╭─ Data supplied
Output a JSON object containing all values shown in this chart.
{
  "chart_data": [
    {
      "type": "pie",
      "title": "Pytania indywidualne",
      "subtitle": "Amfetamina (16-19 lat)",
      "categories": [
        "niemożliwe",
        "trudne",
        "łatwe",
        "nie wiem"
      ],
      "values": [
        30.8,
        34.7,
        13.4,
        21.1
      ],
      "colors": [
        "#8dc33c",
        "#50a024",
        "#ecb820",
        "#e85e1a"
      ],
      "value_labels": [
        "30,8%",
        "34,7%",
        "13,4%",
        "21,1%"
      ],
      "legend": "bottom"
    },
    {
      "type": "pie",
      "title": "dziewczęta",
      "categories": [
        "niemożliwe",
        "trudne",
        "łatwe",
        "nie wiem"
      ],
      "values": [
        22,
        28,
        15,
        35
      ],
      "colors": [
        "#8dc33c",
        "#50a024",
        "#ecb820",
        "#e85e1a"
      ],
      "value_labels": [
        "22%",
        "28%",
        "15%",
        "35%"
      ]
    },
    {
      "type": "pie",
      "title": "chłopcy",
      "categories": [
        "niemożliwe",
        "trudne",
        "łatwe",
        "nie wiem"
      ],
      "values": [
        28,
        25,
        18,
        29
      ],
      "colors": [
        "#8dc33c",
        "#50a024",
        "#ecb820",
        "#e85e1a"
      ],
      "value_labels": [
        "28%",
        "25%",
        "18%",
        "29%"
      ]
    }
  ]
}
╰─
Directions for this task — Write out every entry above, word for word.

Response below —
Output a JSON object containing all values shown in this chart.
{
  "chart_data": [
    {
      "type": "pie",
      "title": "Pytania indywidualne",
      "subtitle": "Amfetamina (16-19 lat)",
      "categories": [
        "niemożliwe",
        "trudne",
        "łatwe",
        "nie wiem"
      ],
      "values": [
        30.8,
        34.7,
        13.4,
        21.1
      ],
      "colors": [
        "#8dc33c",
        "#50a024",
        "#ecb820",
        "#e85e1a"
      ],
      "value_labels": [
        "30,8%",
        "34,7%",
        "13,4%",
        "21,1%"
      ],
      "legend": "bottom"
    },
    {
      "type": "pie",
      "title": "dziewczęta",
      "categories": [
        "niemożliwe",
        "trudne",
        "łatwe",
        "nie wiem"
      ],
      "values": [
        22,
        28,
        15,
        35
      ],
      "colors": [
        "#8dc33c",
        "#50a024",
        "#ecb820",
        "#e85e1a"
      ],
      "value_labels": [
        "22%",
        "28%",
        "15%",
        "35%"
      ]
    },
    {
      "type": "pie",
      "title": "chłopcy",
      "categories": [
        "niemożliwe",
        "trudne",
        "łatwe",
        "nie wiem"
      ],
      "values": [
        28,
        25,
        18,
        29
      ],
      "colors": [
        "#8dc33c",
        "#50a024",
        "#ecb820",
        "#e85e1a"
      ],
      "value_labels": [
        "28%",
        "25%",
        "18%",
        "29%"
      ]
    }
  ]
}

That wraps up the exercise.